■ Instruction
Each entry that follows is to be retyped exactly. Pictures do not belong in the copy.

■ Input
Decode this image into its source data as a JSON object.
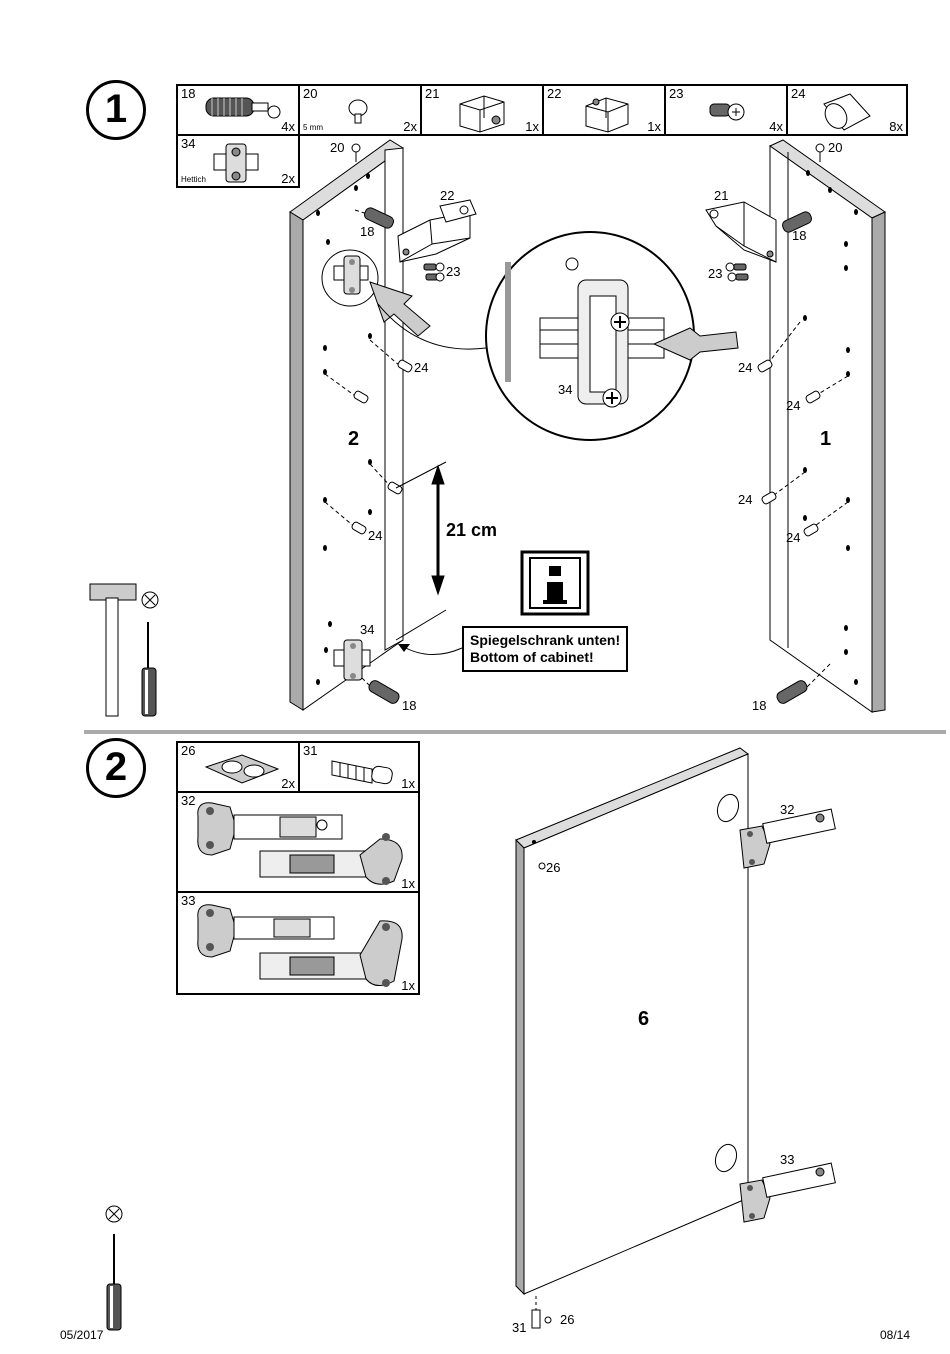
{
  "step1": {
    "number": "1",
    "parts": [
      {
        "num": "18",
        "qty": "4x",
        "sub": ""
      },
      {
        "num": "20",
        "qty": "2x",
        "sub": "5 mm"
      },
      {
        "num": "21",
        "qty": "1x",
        "sub": ""
      },
      {
        "num": "22",
        "qty": "1x",
        "sub": ""
      },
      {
        "num": "23",
        "qty": "4x",
        "sub": ""
      },
      {
        "num": "24",
        "qty": "8x",
        "sub": ""
      },
      {
        "num": "34",
        "qty": "2x",
        "sub": "Hettich"
      }
    ],
    "panel_left": "2",
    "panel_right": "1",
    "measure": "21 cm",
    "info_line1": "Spiegelschrank unten!",
    "info_line2": "Bottom of cabinet!",
    "callouts": {
      "l20": "20",
      "l22": "22",
      "l18a": "18",
      "l23": "23",
      "l24a": "24",
      "l24b": "24",
      "l34": "34",
      "l18b": "18",
      "r20": "20",
      "r21": "21",
      "r18a": "18",
      "r23": "23",
      "r24a": "24",
      "r24b": "24",
      "r24c": "24",
      "r24d": "24",
      "r18b": "18",
      "zoom34": "34"
    }
  },
  "step2": {
    "number": "2",
    "parts": [
      {
        "num": "26",
        "qty": "2x"
      },
      {
        "num": "31",
        "qty": "1x"
      },
      {
        "num": "32",
        "qty": "1x"
      },
      {
        "num": "33",
        "qty": "1x"
      }
    ],
    "panel_door": "6",
    "callouts": {
      "d26a": "26",
      "d32": "32",
      "d33": "33",
      "d31": "31",
      "d26b": "26"
    }
  },
  "footer": {
    "date": "05/2017",
    "page": "08/14"
  }
}
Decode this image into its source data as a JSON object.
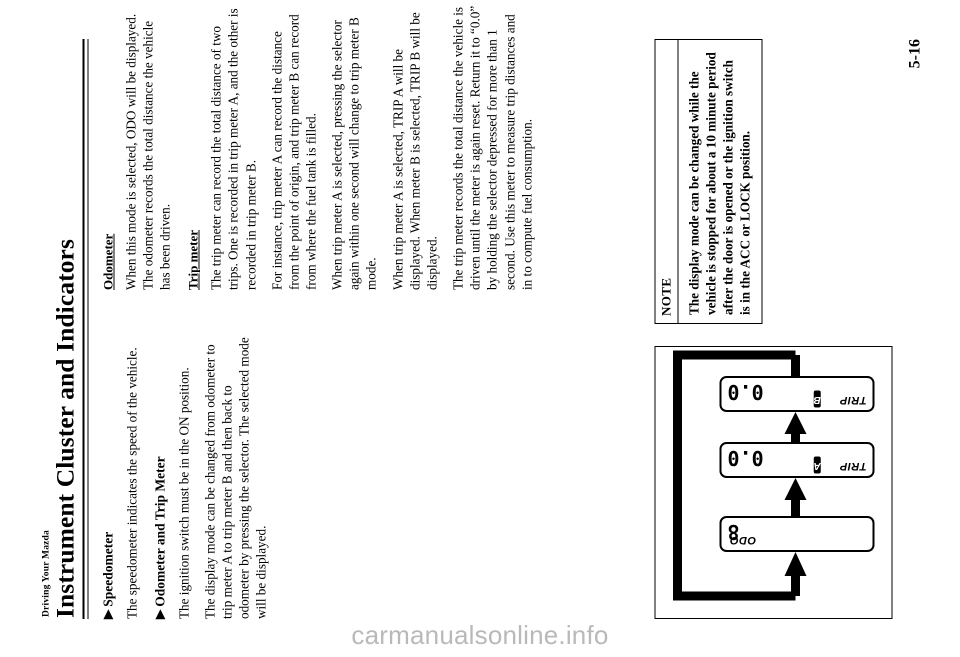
{
  "document": {
    "running_head": "Driving Your Mazda",
    "title": "Instrument Cluster and Indicators",
    "page_number": "5-16",
    "watermark": "carmanualsonline.info"
  },
  "left_column": {
    "speedometer": {
      "bullet": "▶",
      "heading": "Speedometer",
      "paragraphs": [
        "The speedometer indicates the speed of the vehicle."
      ]
    },
    "odometer_and_trip_meter": {
      "bullet": "▶",
      "heading": "Odometer and Trip Meter",
      "paragraphs": [
        "The ignition switch must be in the ON position.",
        "The display mode can be changed from odometer to trip meter A to trip meter B and then back to odometer by pressing the selector. The selected mode will be displayed."
      ]
    }
  },
  "right_column": {
    "odometer": {
      "heading": "Odometer",
      "paragraphs": [
        "When this mode is selected, ODO will be displayed.",
        "The odometer records the total distance the vehicle has been driven."
      ]
    },
    "trip_meter": {
      "heading": "Trip meter",
      "paragraphs": [
        "The trip meter can record the total distance of two trips. One is recorded in trip meter A, and the other is recorded in trip meter B.",
        "For instance, trip meter A can record the distance from the point of origin, and trip meter B can record from where the fuel tank is filled.",
        "When trip meter A is selected, pressing the selector again within one second will change to trip meter B mode.",
        "When trip meter A is selected, TRIP A will be displayed. When meter B is selected, TRIP B will be displayed.",
        "The trip meter records the total distance the vehicle is driven until the meter is again reset. Return it to “0.0” by holding the selector depressed for more than 1 second. Use this meter to measure trip distances and in to compute fuel consumption."
      ]
    }
  },
  "note_box": {
    "label": "NOTE",
    "text": "The display mode can be changed while the vehicle is stopped for about a 10 minute period after the door is opened or the ignition switch is in the ACC or LOCK position."
  },
  "diagram": {
    "caption": "",
    "displays": [
      {
        "label": "ODO",
        "digits": "8",
        "badge": ""
      },
      {
        "label": "TRIP",
        "digits": "0.0",
        "badge": "A"
      },
      {
        "label": "TRIP",
        "digits": "0.0",
        "badge": "B"
      }
    ],
    "arrows": [
      "▶",
      "▶",
      "▶"
    ],
    "loop": "cycle-back-to-odometer"
  }
}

■ Reply
Decode this image into its source data as a JSON object.
{
  "step1": {
    "number": "1",
    "parts": [
      {
        "num": "18",
        "qty": "4x",
        "sub": ""
      },
      {
        "num": "20",
        "qty": "2x",
        "sub": "5 mm"
      },
      {
        "num": "21",
        "qty": "1x",
        "sub": ""
      },
      {
        "num": "22",
        "qty": "1x",
        "sub": ""
      },
      {
        "num": "23",
        "qty": "4x",
        "sub": ""
      },
      {
        "num": "24",
        "qty": "8x",
        "sub": ""
      },
      {
        "num": "34",
        "qty": "2x",
        "sub": "Hettich"
      }
    ],
    "panel_left": "2",
    "panel_right": "1",
    "measure": "21 cm",
    "info_line1": "Spiegelschrank unten!",
    "info_line2": "Bottom of cabinet!",
    "callouts": {
      "l20": "20",
      "l22": "22",
      "l18a": "18",
      "l23": "23",
      "l24a": "24",
      "l24b": "24",
      "l34": "34",
      "l18b": "18",
      "r20": "20",
      "r21": "21",
      "r18a": "18",
      "r23": "23",
      "r24a": "24",
      "r24b": "24",
      "r24c": "24",
      "r24d": "24",
      "r18b": "18",
      "zoom34": "34"
    }
  },
  "step2": {
    "number": "2",
    "parts": [
      {
        "num": "26",
        "qty": "2x"
      },
      {
        "num": "31",
        "qty": "1x"
      },
      {
        "num": "32",
        "qty": "1x"
      },
      {
        "num": "33",
        "qty": "1x"
      }
    ],
    "panel_door": "6",
    "callouts": {
      "d26a": "26",
      "d32": "32",
      "d33": "33",
      "d31": "31",
      "d26b": "26"
    }
  },
  "footer": {
    "date": "05/2017",
    "page": "08/14"
  }
}
Decode this image into its source data as a JSON object.
{
  "document": {
    "running_head": "Driving Your Mazda",
    "title": "Instrument Cluster and Indicators",
    "page_number": "5-16",
    "watermark": "carmanualsonline.info"
  },
  "left_column": {
    "speedometer": {
      "bullet": "▶",
      "heading": "Speedometer",
      "paragraphs": [
        "The speedometer indicates the speed of the vehicle."
      ]
    },
    "odometer_and_trip_meter": {
      "bullet": "▶",
      "heading": "Odometer and Trip Meter",
      "paragraphs": [
        "The ignition switch must be in the ON position.",
        "The display mode can be changed from odometer to trip meter A to trip meter B and then back to odometer by pressing the selector. The selected mode will be displayed."
      ]
    }
  },
  "right_column": {
    "odometer": {
      "heading": "Odometer",
      "paragraphs": [
        "When this mode is selected, ODO will be displayed.",
        "The odometer records the total distance the vehicle has been driven."
      ]
    },
    "trip_meter": {
      "heading": "Trip meter",
      "paragraphs": [
        "The trip meter can record the total distance of two trips. One is recorded in trip meter A, and the other is recorded in trip meter B.",
        "For instance, trip meter A can record the distance from the point of origin, and trip meter B can record from where the fuel tank is filled.",
        "When trip meter A is selected, pressing the selector again within one second will change to trip meter B mode.",
        "When trip meter A is selected, TRIP A will be displayed. When meter B is selected, TRIP B will be displayed.",
        "The trip meter records the total distance the vehicle is driven until the meter is again reset. Return it to “0.0” by holding the selector depressed for more than 1 second. Use this meter to measure trip distances and in to compute fuel consumption."
      ]
    }
  },
  "note_box": {
    "label": "NOTE",
    "text": "The display mode can be changed while the vehicle is stopped for about a 10 minute period after the door is opened or the ignition switch is in the ACC or LOCK position."
  },
  "diagram": {
    "caption": "",
    "displays": [
      {
        "label": "ODO",
        "digits": "8",
        "badge": ""
      },
      {
        "label": "TRIP",
        "digits": "0.0",
        "badge": "A"
      },
      {
        "label": "TRIP",
        "digits": "0.0",
        "badge": "B"
      }
    ],
    "arrows": [
      "▶",
      "▶",
      "▶"
    ],
    "loop": "cycle-back-to-odometer"
  }
}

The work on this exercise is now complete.